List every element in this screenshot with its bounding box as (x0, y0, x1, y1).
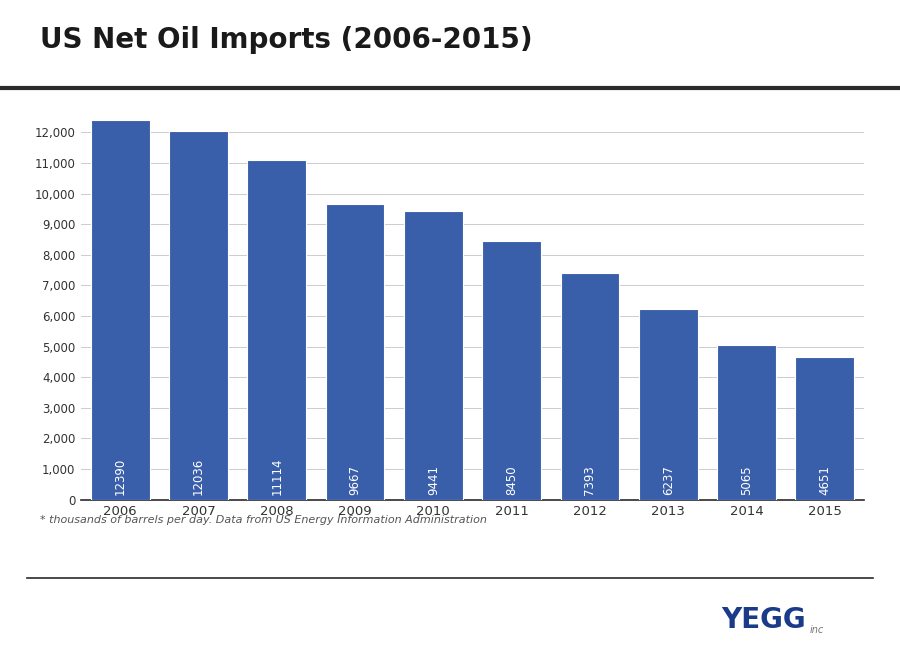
Text: 4651: 4651 (818, 465, 832, 495)
Bar (404, 211, 463, 500)
Bar (169, 131, 228, 500)
Text: 12390: 12390 (113, 458, 127, 495)
Bar (796, 357, 854, 500)
Text: 9667: 9667 (348, 465, 362, 495)
Bar (639, 309, 698, 500)
Text: 9441: 9441 (427, 465, 440, 495)
Text: US Net Oil Imports (2006-2015): US Net Oil Imports (2006-2015) (40, 25, 533, 54)
Text: inc: inc (810, 625, 824, 635)
Text: 11114: 11114 (270, 458, 284, 495)
Bar (717, 345, 776, 500)
Text: 8450: 8450 (505, 466, 518, 495)
Text: 7393: 7393 (583, 465, 597, 495)
Text: 5065: 5065 (740, 466, 753, 495)
Text: 12036: 12036 (192, 458, 205, 495)
Text: YEGG: YEGG (721, 607, 806, 634)
Text: 6237: 6237 (662, 465, 675, 495)
Bar (248, 159, 306, 500)
Text: * thousands of barrels per day. Data from US Energy Information Administration: * thousands of barrels per day. Data fro… (40, 515, 488, 525)
Bar (91, 121, 149, 500)
Bar (326, 204, 384, 500)
Bar (482, 241, 541, 500)
Bar (561, 274, 619, 500)
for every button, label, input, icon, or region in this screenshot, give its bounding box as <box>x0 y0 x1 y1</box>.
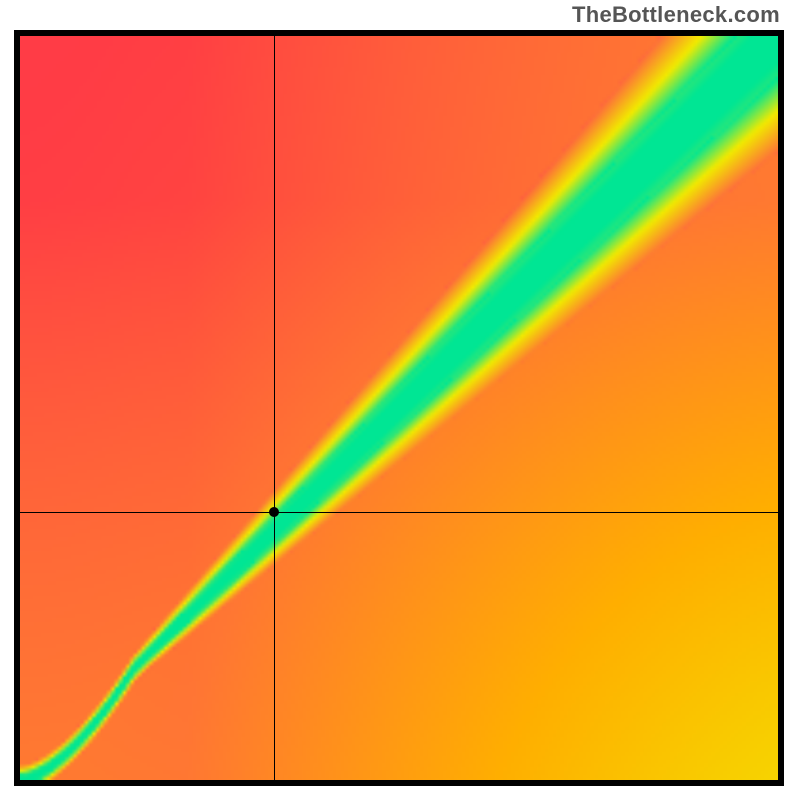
crosshair-vertical <box>274 36 275 780</box>
watermark-text: TheBottleneck.com <box>572 2 780 28</box>
heatmap-canvas <box>20 36 778 780</box>
marker-dot <box>269 507 279 517</box>
chart-frame <box>14 30 784 786</box>
crosshair-horizontal <box>20 512 778 513</box>
heatmap-plot-area <box>20 36 778 780</box>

===

Extrayez à l'identique toutes les lignes de la liste ci-dessus, s'il vous plaît, en laissant les images de côté.

## SOLUTION DU PROBLÈME
List every element in this screenshot with its bounding box as (x0, y0, x1, y1).
Text: 4651: 4651 (818, 465, 832, 495)
Bar (404, 211, 463, 500)
Bar (169, 131, 228, 500)
Text: 12390: 12390 (113, 458, 127, 495)
Bar (796, 357, 854, 500)
Text: 9667: 9667 (348, 465, 362, 495)
Bar (639, 309, 698, 500)
Text: 9441: 9441 (427, 465, 440, 495)
Text: US Net Oil Imports (2006-2015): US Net Oil Imports (2006-2015) (40, 25, 533, 54)
Text: inc: inc (810, 625, 824, 635)
Text: 11114: 11114 (270, 458, 284, 495)
Bar (717, 345, 776, 500)
Text: 8450: 8450 (505, 466, 518, 495)
Text: 7393: 7393 (583, 465, 597, 495)
Text: 5065: 5065 (740, 466, 753, 495)
Text: 12036: 12036 (192, 458, 205, 495)
Text: YEGG: YEGG (721, 607, 806, 634)
Text: 6237: 6237 (662, 465, 675, 495)
Bar (248, 159, 306, 500)
Text: * thousands of barrels per day. Data from US Energy Information Administration: * thousands of barrels per day. Data fro… (40, 515, 488, 525)
Bar (91, 121, 149, 500)
Bar (326, 204, 384, 500)
Bar (482, 241, 541, 500)
Bar (561, 274, 619, 500)
for every button, label, input, icon, or region in this screenshot, give its bounding box as <box>x0 y0 x1 y1</box>.
crosshair-vertical <box>274 36 275 780</box>
watermark-text: TheBottleneck.com <box>572 2 780 28</box>
heatmap-canvas <box>20 36 778 780</box>
marker-dot <box>269 507 279 517</box>
chart-frame <box>14 30 784 786</box>
crosshair-horizontal <box>20 512 778 513</box>
heatmap-plot-area <box>20 36 778 780</box>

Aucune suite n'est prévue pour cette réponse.